TASK REQUIREMENTS: Search the records for the word "frequency" and pick out every line that has it.

RECORDED DATA:
--*--

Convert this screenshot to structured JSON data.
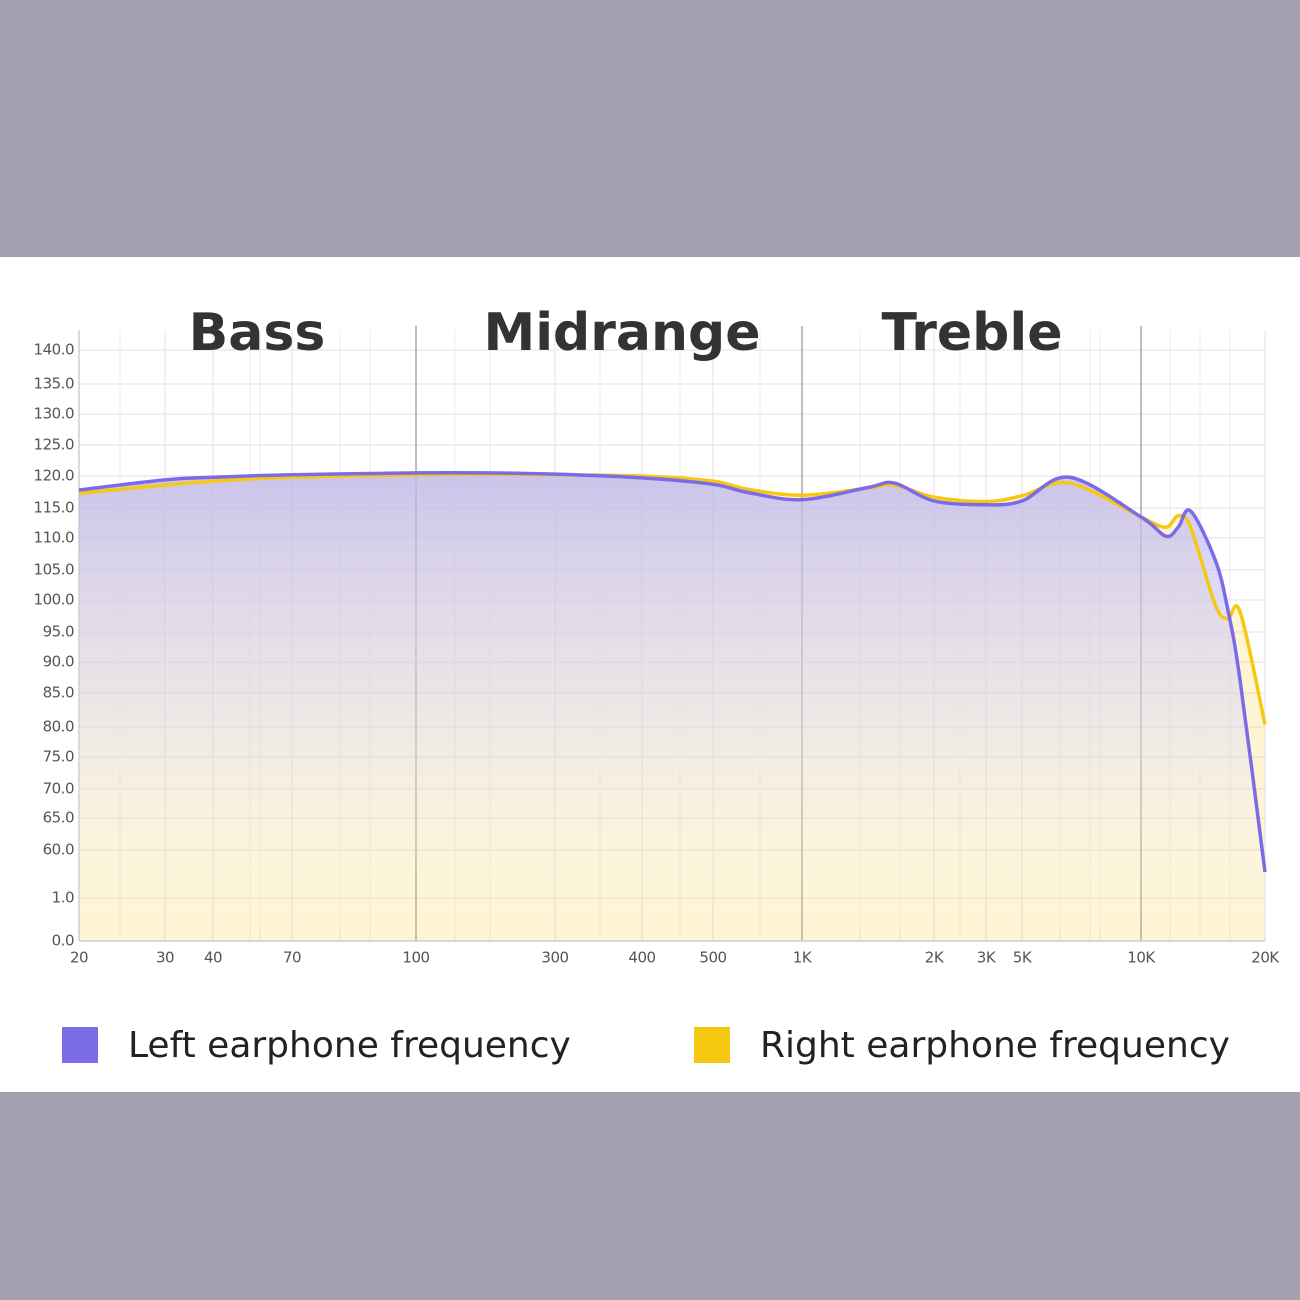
{
  "chart_data": {
    "type": "line",
    "annotations": [
      "Bass",
      "Midrange",
      "Treble"
    ],
    "x": [
      20,
      30,
      40,
      70,
      100,
      200,
      300,
      400,
      500,
      700,
      1000,
      1500,
      1700,
      2000,
      3000,
      5000,
      7000,
      10000,
      12000,
      13000,
      14000,
      16000,
      17000,
      18000,
      20000
    ],
    "series": [
      {
        "name": "Left earphone frequency",
        "color": "#7b6be6",
        "values": [
          117.8,
          119.4,
          119.8,
          120.2,
          120.5,
          120.5,
          120.3,
          119.7,
          118.7,
          117.4,
          116.3,
          118.2,
          118.9,
          116.1,
          115.5,
          116.1,
          119.8,
          113.5,
          110.3,
          111.8,
          114.5,
          106.5,
          98.5,
          86.9,
          33
        ]
      },
      {
        "name": "Right earphone frequency",
        "color": "#f7c811",
        "values": [
          117.3,
          118.6,
          119.2,
          119.8,
          120.2,
          120.3,
          120.2,
          120,
          119.2,
          117.9,
          117,
          118.1,
          118.6,
          116.7,
          116,
          116.9,
          118.9,
          113.5,
          111.8,
          113.7,
          111.8,
          99.2,
          97.1,
          98.1,
          80.4
        ]
      }
    ],
    "xlim": [
      20,
      20000
    ],
    "xticks": [
      20,
      30,
      40,
      70,
      100,
      300,
      400,
      500,
      {
        "value": 1000,
        "label": "1K"
      },
      {
        "value": 2000,
        "label": "2K"
      },
      {
        "value": 3000,
        "label": "3K"
      },
      {
        "value": 5000,
        "label": "5K"
      },
      {
        "value": 10000,
        "label": "10K"
      },
      {
        "value": 20000,
        "label": "20K"
      }
    ],
    "ylim": [
      0,
      140
    ],
    "yticks": [
      {
        "value": 140,
        "label": "140.0"
      },
      {
        "value": 135,
        "label": "135.0"
      },
      {
        "value": 130,
        "label": "130.0"
      },
      {
        "value": 125,
        "label": "125.0"
      },
      {
        "value": 120,
        "label": "120.0"
      },
      {
        "value": 115,
        "label": "115.0"
      },
      {
        "value": 110,
        "label": "110.0"
      },
      {
        "value": 105,
        "label": "105.0"
      },
      {
        "value": 100,
        "label": "100.0"
      },
      {
        "value": 95,
        "label": "95.0"
      },
      {
        "value": 90,
        "label": "90.0"
      },
      {
        "value": 85,
        "label": "85.0"
      },
      {
        "value": 80,
        "label": "80.0"
      },
      {
        "value": 75,
        "label": "75.0"
      },
      {
        "value": 70,
        "label": "70.0"
      },
      {
        "value": 65,
        "label": "65.0"
      },
      {
        "value": 60,
        "label": "60.0"
      },
      {
        "value": 1,
        "label": "1.0"
      },
      {
        "value": 0,
        "label": "0.0"
      }
    ],
    "grid": true
  }
}
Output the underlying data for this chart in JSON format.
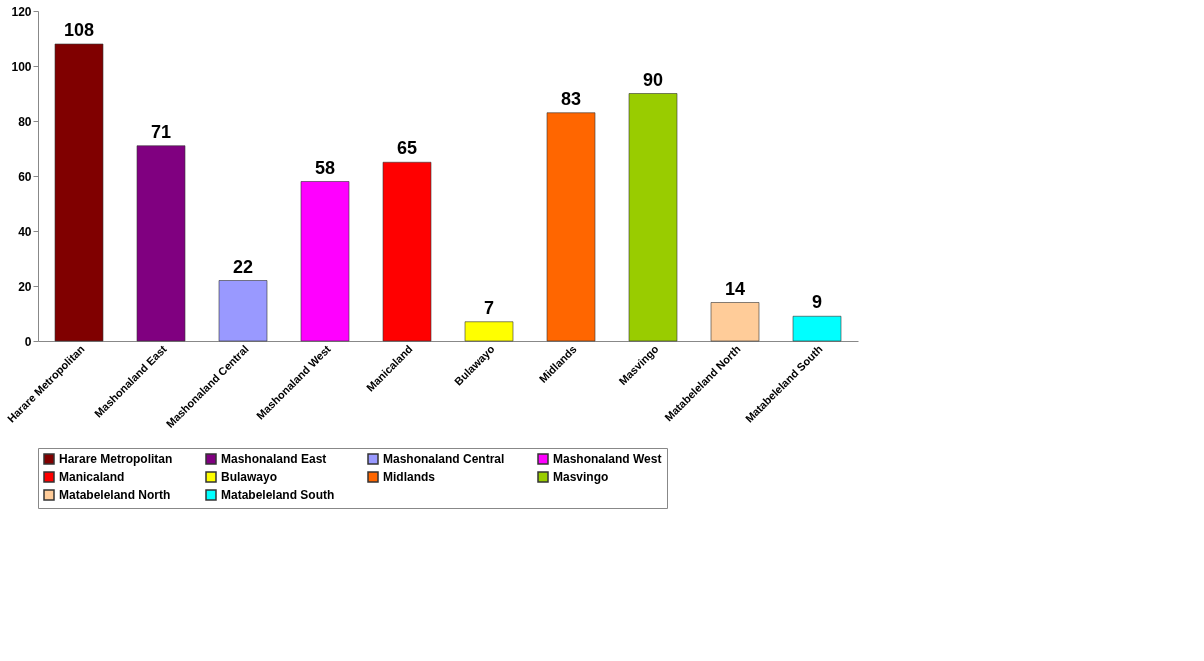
{
  "chart_data": {
    "type": "bar",
    "categories": [
      "Harare Metropolitan",
      "Mashonaland East",
      "Mashonaland Central",
      "Mashonaland West",
      "Manicaland",
      "Bulawayo",
      "Midlands",
      "Masvingo",
      "Matabeleland North",
      "Matabeleland South"
    ],
    "series": [
      {
        "name": "Harare Metropolitan",
        "color": "#800000",
        "values": [
          108,
          null,
          null,
          null,
          null,
          null,
          null,
          null,
          null,
          null
        ]
      },
      {
        "name": "Mashonaland East",
        "color": "#800080",
        "values": [
          null,
          71,
          null,
          null,
          null,
          null,
          null,
          null,
          null,
          null
        ]
      },
      {
        "name": "Mashonaland Central",
        "color": "#9999ff",
        "values": [
          null,
          null,
          22,
          null,
          null,
          null,
          null,
          null,
          null,
          null
        ]
      },
      {
        "name": "Mashonaland West",
        "color": "#ff00ff",
        "values": [
          null,
          null,
          null,
          58,
          null,
          null,
          null,
          null,
          null,
          null
        ]
      },
      {
        "name": "Manicaland",
        "color": "#ff0000",
        "values": [
          null,
          null,
          null,
          null,
          65,
          null,
          null,
          null,
          null,
          null
        ]
      },
      {
        "name": "Bulawayo",
        "color": "#ffff00",
        "values": [
          null,
          null,
          null,
          null,
          null,
          7,
          null,
          null,
          null,
          null
        ]
      },
      {
        "name": "Midlands",
        "color": "#ff6600",
        "values": [
          null,
          null,
          null,
          null,
          null,
          null,
          83,
          null,
          null,
          null
        ]
      },
      {
        "name": "Masvingo",
        "color": "#99cc00",
        "values": [
          null,
          null,
          null,
          null,
          null,
          null,
          null,
          90,
          null,
          null
        ]
      },
      {
        "name": "Matabeleland North",
        "color": "#ffcc99",
        "values": [
          null,
          null,
          null,
          null,
          null,
          null,
          null,
          null,
          14,
          null
        ]
      },
      {
        "name": "Matabeleland South",
        "color": "#00ffff",
        "values": [
          null,
          null,
          null,
          null,
          null,
          null,
          null,
          null,
          null,
          9
        ]
      }
    ],
    "ylim": [
      0,
      120
    ],
    "yticks": [
      0,
      20,
      40,
      60,
      80,
      100,
      120
    ],
    "data_labels": true,
    "grid": false,
    "legend": "bottom"
  }
}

--*--

RESULT OF THE EXERCISE:
        "name": "Left earphone frequency",
        "name": "Right earphone frequency",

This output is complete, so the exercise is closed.